Stored data:
☆ ☆ ☆ ☆ ☆ ☆ ☆
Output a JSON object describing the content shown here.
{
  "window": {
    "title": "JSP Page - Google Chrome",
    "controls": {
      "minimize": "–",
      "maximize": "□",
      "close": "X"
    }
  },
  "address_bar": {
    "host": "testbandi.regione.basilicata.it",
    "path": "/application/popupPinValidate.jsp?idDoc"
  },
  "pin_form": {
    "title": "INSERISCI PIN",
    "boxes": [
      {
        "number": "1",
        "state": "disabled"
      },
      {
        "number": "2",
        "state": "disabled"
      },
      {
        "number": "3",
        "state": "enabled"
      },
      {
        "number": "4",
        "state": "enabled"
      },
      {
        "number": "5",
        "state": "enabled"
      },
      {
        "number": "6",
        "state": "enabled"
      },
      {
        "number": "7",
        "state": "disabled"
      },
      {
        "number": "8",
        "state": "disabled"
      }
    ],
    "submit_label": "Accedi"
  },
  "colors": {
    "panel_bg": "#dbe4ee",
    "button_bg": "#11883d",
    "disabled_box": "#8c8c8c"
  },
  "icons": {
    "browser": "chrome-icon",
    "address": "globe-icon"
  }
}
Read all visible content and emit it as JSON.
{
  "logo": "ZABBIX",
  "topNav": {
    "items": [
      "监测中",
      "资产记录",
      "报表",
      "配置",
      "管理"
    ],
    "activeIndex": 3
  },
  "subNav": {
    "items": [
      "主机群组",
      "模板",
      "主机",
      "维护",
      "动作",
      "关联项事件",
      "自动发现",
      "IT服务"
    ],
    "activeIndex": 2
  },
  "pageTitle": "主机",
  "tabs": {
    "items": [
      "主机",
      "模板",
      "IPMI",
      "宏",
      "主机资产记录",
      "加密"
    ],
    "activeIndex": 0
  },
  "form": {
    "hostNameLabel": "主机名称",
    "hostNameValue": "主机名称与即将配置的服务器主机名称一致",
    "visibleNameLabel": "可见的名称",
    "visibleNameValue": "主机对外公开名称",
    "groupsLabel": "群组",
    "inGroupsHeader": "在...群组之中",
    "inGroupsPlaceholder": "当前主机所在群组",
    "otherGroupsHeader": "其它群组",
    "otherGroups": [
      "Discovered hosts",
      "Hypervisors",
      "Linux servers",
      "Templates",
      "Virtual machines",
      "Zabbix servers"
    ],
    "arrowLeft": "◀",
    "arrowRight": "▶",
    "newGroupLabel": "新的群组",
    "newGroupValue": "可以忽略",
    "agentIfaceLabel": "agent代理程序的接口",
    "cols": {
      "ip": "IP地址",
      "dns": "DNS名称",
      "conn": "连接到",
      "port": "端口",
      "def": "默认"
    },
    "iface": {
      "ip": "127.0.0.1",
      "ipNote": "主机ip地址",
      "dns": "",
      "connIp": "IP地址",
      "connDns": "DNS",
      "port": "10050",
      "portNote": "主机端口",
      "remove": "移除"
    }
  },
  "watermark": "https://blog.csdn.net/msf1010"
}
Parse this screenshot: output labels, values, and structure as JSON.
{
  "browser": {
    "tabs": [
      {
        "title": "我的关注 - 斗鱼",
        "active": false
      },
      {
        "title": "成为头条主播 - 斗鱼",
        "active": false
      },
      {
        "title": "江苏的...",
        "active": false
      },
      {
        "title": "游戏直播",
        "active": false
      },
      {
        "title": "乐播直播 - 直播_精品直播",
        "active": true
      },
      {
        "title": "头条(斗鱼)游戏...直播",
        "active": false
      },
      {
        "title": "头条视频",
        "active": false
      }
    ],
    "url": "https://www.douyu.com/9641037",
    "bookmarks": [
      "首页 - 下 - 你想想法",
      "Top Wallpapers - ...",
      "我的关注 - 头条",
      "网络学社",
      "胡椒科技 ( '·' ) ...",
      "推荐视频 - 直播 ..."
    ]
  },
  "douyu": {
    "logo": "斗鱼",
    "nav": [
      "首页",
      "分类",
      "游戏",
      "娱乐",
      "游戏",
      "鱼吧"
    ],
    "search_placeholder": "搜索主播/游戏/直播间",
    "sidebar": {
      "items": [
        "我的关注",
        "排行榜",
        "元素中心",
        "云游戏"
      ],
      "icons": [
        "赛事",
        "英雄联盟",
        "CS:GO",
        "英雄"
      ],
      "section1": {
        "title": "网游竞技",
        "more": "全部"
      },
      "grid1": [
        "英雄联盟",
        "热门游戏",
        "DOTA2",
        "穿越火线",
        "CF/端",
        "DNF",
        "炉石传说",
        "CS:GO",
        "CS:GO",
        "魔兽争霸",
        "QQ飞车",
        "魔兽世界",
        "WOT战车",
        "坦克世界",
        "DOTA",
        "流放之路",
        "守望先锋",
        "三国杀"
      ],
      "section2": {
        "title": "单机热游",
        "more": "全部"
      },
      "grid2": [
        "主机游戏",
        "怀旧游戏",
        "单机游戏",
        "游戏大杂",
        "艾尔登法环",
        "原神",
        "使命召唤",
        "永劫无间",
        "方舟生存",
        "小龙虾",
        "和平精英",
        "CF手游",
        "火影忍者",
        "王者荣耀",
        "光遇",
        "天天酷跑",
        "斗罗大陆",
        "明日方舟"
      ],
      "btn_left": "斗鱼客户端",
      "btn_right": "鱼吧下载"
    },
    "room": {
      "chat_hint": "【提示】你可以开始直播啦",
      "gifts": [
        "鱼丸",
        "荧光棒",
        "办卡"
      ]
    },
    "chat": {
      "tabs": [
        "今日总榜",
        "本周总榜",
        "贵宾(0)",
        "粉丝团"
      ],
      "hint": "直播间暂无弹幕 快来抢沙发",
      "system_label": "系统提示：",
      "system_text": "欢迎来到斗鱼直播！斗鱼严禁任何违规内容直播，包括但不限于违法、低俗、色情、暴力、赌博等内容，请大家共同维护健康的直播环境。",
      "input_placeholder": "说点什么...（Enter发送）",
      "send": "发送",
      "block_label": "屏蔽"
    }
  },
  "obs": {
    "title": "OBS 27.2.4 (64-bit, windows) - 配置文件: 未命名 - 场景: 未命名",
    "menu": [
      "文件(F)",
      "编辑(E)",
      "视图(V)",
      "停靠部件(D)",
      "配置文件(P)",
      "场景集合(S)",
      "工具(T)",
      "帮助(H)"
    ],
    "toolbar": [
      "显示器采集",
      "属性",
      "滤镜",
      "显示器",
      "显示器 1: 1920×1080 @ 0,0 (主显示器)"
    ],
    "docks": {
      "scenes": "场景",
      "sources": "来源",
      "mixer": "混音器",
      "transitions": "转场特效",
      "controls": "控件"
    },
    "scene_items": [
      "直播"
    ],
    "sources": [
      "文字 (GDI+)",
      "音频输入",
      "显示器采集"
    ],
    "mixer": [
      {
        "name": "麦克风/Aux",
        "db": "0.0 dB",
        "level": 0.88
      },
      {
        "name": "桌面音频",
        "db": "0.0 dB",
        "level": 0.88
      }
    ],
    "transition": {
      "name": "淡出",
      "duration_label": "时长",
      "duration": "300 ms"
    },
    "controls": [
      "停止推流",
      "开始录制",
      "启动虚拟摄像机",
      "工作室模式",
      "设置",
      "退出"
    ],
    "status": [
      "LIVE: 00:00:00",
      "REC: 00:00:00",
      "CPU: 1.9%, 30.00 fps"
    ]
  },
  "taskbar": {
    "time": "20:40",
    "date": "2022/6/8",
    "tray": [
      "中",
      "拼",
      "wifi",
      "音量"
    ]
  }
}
☆ ☆ ☆ ☆ ☆ ☆ ☆
= Written request =
Copy each line containing the word "douyu" from the data.

= Problem solution =
    "url": "https://www.douyu.com/9641037",
  "douyu": {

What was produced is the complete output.